**Material supplied:**
[START]
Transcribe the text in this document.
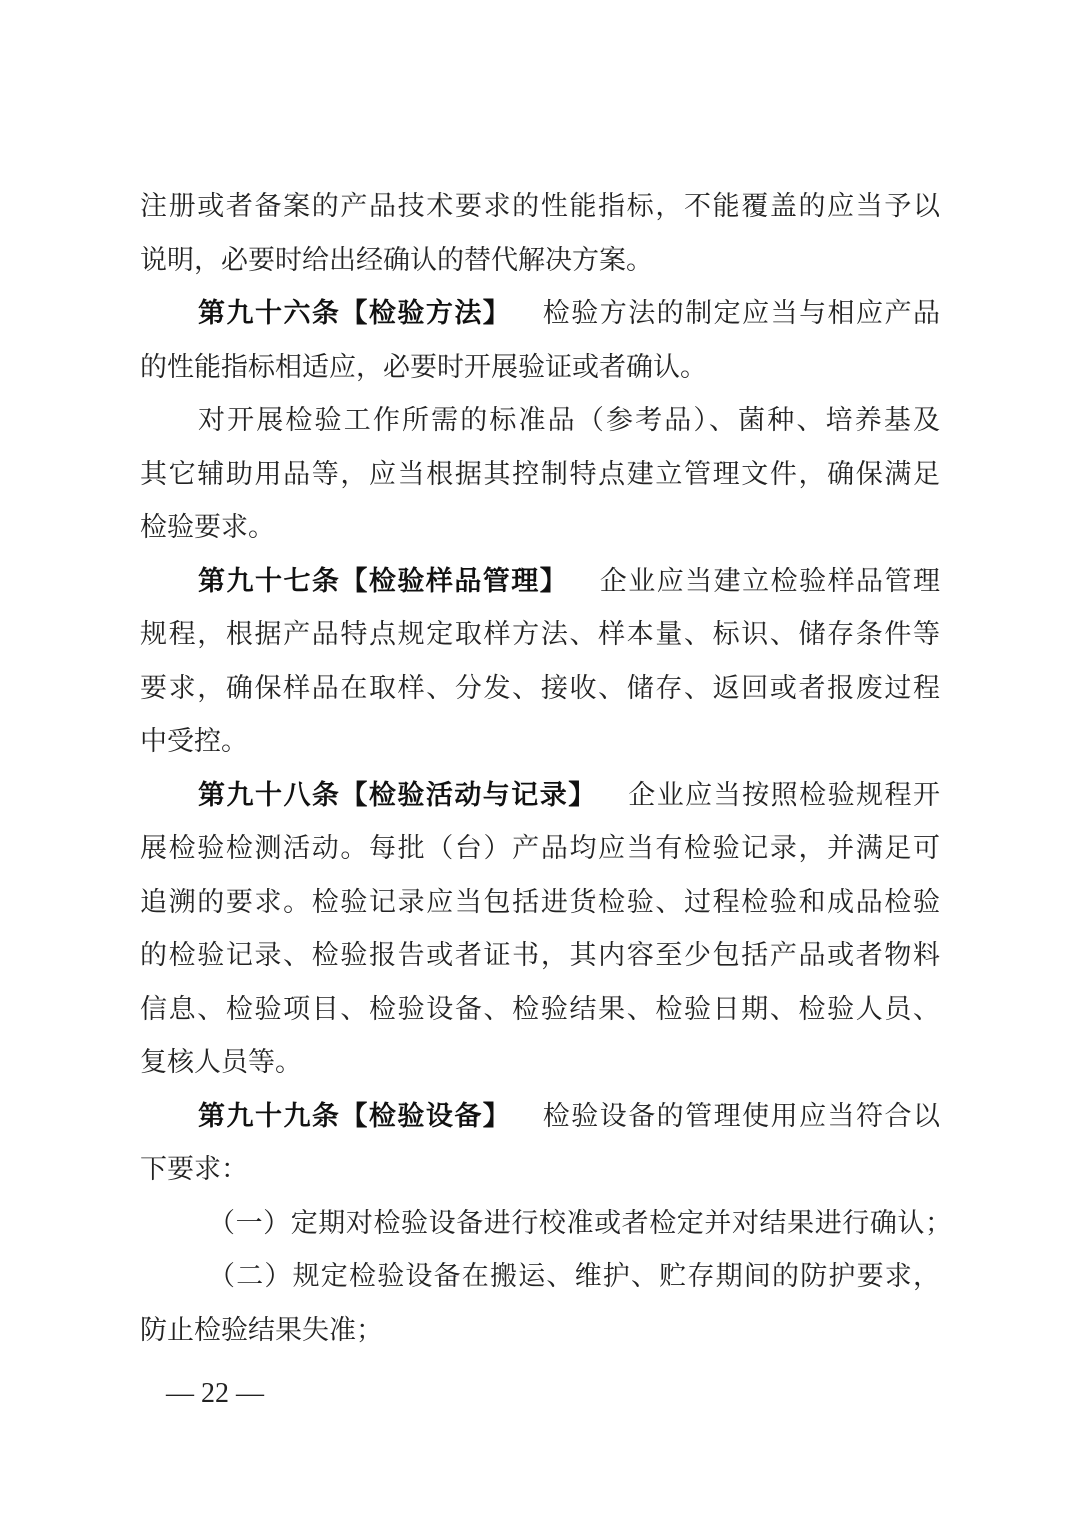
注册或者备案的产品技术要求的性能指标，不能覆盖的应当予以
说明，必要时给出经确认的替代解决方案。
第九十六条【检验方法】 检验方法的制定应当与相应产品
的性能指标相适应，必要时开展验证或者确认。
对开展检验工作所需的标准品（参考品）、菌种、培养基及
其它辅助用品等，应当根据其控制特点建立管理文件，确保满足
检验要求。
第九十七条【检验样品管理】 企业应当建立检验样品管理
规程，根据产品特点规定取样方法、样本量、标识、储存条件等
要求，确保样品在取样、分发、接收、储存、返回或者报废过程
中受控。
第九十八条【检验活动与记录】 企业应当按照检验规程开
展检验检测活动。每批（台）产品均应当有检验记录，并满足可
追溯的要求。检验记录应当包括进货检验、过程检验和成品检验
的检验记录、检验报告或者证书，其内容至少包括产品或者物料
信息、检验项目、检验设备、检验结果、检验日期、检验人员、
复核人员等。
第九十九条【检验设备】 检验设备的管理使用应当符合以
下要求：
（一）定期对检验设备进行校准或者检定并对结果进行确认；
（二）规定检验设备在搬运、维护、贮存期间的防护要求，
防止检验结果失准；
— 22 —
[END]
Write every record out again exactly; no pictures belong in the copy.

Transcribe the text in this document.
注册或者备案的产品技术要求的性能指标，不能覆盖的应当予以
说明，必要时给出经确认的替代解决方案。
第九十六条【检验方法】 检验方法的制定应当与相应产品
的性能指标相适应，必要时开展验证或者确认。
对开展检验工作所需的标准品（参考品）、菌种、培养基及
其它辅助用品等，应当根据其控制特点建立管理文件，确保满足
检验要求。
第九十七条【检验样品管理】 企业应当建立检验样品管理
规程，根据产品特点规定取样方法、样本量、标识、储存条件等
要求，确保样品在取样、分发、接收、储存、返回或者报废过程
中受控。
第九十八条【检验活动与记录】 企业应当按照检验规程开
展检验检测活动。每批（台）产品均应当有检验记录，并满足可
追溯的要求。检验记录应当包括进货检验、过程检验和成品检验
的检验记录、检验报告或者证书，其内容至少包括产品或者物料
信息、检验项目、检验设备、检验结果、检验日期、检验人员、
复核人员等。
第九十九条【检验设备】 检验设备的管理使用应当符合以
下要求：
（一）定期对检验设备进行校准或者检定并对结果进行确认；
（二）规定检验设备在搬运、维护、贮存期间的防护要求，
防止检验结果失准；
— 22 —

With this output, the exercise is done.